**Exercise passage:**
::::
The political leaders have created a perfect subterfuge. As we bicker over who made who kill who, think of the absurd legislation that's been mothballed for years by the Republican and Democrat powerbrokers that's just been begging for an incident like this: Are they devising means to limit public access to Congress and the entire federal system? Are they looking for ways to regulate the way you are allowed to speak – and even think -- about elected officials and bureaucrats? Are they developing methods of controlling peaceable assembly? Are they conspiring over ways to spy on our internet activities?
The answer is “yes” to all of those questions because once Tucson’s dust has settled and we’re all licking our wounds from the ongoing hate game, Americans will be more than willing to abandon some of their rights and privileges to “make things better”.
That’s how the game works: Drain our emotions and energy by forcing us to expend them on one another and then we’ll lack the vitality to fight the system. Our voices are and will be lost in the din of a divide manufactured by a big government intent on advancing its own interests. We’re being played.
::::
**Record excerpts:**
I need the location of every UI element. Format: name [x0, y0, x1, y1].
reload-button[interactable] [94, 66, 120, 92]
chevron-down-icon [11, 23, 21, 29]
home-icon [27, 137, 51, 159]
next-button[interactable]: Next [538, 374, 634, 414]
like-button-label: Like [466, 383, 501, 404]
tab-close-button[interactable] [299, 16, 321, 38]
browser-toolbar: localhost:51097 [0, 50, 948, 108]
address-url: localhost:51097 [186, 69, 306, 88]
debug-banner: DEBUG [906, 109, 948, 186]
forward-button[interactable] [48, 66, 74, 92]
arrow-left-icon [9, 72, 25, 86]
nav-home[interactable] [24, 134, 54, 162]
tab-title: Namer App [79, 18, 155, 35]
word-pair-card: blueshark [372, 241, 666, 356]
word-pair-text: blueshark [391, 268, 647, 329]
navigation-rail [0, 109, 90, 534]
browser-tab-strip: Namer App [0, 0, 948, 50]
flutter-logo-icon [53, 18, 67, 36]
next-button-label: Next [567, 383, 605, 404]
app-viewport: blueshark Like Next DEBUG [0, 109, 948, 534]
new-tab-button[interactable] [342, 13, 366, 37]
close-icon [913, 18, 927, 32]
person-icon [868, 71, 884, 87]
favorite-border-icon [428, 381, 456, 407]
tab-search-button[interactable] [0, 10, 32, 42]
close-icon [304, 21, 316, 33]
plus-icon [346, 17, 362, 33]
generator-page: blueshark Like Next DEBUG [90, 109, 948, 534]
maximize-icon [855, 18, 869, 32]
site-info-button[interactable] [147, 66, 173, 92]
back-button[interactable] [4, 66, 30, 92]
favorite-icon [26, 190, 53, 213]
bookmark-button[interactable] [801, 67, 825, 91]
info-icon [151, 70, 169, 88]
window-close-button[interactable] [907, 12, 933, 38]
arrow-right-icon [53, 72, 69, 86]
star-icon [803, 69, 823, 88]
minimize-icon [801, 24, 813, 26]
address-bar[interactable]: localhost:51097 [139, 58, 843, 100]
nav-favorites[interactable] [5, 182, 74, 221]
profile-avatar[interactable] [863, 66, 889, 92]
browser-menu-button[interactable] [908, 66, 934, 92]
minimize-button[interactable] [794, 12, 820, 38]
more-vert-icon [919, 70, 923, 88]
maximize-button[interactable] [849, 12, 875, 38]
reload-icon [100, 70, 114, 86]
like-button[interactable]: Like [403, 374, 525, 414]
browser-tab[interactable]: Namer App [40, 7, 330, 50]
::::
**Problem:**
Repeat the passage about Tucson word for word, starting with "That’s how the" and going on through "We’re being played.". None of the data is needed here.

**Task output:**
That’s how the game works: Drain our emotions and energy by forcing us to expend them on one another and then we’ll lack the vitality to fight the system. Our voices are and will be lost in the din of a divide manufactured by a big government intent on advancing its own interests. We’re being played.